## Your instructions
Say how many lines contain the word "keyword" and give no other text.
** START OF Rows **
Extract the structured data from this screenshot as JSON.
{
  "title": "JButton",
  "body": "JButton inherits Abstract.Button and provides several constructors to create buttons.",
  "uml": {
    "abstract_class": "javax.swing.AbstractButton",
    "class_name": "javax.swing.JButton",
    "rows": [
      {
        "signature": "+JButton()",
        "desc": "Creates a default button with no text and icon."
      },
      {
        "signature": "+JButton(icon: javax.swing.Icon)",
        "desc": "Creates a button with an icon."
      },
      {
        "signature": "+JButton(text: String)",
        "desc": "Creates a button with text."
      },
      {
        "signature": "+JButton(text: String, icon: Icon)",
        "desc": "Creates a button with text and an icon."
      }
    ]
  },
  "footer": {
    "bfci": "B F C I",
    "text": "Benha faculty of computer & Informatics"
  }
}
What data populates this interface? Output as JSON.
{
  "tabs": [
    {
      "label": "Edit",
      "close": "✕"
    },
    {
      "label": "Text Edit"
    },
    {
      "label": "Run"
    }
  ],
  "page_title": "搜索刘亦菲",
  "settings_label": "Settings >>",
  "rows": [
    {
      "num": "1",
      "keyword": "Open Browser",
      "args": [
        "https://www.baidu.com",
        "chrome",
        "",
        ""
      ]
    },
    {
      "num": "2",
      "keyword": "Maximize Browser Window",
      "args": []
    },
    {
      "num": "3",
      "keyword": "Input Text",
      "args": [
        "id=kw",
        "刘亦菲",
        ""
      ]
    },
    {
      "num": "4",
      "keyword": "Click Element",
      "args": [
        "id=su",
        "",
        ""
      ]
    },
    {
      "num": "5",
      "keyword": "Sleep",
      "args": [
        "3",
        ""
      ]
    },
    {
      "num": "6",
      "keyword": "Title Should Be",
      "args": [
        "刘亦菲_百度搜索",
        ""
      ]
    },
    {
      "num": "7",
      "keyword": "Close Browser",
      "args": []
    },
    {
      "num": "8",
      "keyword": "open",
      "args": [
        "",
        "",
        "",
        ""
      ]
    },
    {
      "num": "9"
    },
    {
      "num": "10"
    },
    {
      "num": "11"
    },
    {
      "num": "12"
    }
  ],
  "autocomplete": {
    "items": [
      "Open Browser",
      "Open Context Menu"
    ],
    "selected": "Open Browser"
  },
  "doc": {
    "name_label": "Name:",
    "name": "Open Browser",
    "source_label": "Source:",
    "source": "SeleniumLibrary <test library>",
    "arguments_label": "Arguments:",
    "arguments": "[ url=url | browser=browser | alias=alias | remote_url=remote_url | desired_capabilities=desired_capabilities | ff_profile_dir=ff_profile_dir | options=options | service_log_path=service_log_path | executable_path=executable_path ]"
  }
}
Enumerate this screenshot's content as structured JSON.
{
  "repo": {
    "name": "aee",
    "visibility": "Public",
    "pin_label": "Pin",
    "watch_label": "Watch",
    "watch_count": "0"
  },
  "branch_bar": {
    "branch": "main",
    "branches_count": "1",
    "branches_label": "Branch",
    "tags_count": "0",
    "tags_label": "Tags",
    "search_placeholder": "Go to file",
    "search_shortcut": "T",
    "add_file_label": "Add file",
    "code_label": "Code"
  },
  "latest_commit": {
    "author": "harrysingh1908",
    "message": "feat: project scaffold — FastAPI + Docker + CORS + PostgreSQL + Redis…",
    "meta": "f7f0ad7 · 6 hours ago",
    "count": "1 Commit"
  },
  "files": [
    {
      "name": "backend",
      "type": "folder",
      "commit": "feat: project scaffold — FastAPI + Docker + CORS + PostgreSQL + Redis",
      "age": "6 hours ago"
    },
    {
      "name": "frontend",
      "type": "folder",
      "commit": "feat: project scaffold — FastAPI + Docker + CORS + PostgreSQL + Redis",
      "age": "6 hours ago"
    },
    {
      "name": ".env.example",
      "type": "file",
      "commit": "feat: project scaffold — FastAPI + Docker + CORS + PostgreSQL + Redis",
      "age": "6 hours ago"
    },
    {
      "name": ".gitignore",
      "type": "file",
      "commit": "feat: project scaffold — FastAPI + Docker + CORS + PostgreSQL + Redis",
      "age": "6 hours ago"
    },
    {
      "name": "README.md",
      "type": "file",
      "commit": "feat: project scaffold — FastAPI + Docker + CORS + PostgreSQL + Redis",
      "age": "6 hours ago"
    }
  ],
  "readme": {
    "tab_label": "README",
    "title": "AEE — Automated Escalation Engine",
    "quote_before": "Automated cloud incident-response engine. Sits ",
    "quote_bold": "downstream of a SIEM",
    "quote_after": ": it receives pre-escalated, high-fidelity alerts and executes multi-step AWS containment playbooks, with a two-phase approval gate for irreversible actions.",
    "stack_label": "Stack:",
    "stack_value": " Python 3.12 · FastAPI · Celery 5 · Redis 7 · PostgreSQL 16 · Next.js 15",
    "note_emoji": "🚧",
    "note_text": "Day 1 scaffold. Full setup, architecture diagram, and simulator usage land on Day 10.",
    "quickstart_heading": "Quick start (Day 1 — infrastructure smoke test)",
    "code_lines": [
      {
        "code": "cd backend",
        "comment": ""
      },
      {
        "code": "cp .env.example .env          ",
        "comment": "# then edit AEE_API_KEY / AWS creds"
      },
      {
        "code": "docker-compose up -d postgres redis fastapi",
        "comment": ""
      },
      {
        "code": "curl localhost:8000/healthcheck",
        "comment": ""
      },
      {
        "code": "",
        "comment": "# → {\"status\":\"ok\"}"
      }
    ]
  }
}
** END OF Rows **
## Completed task
8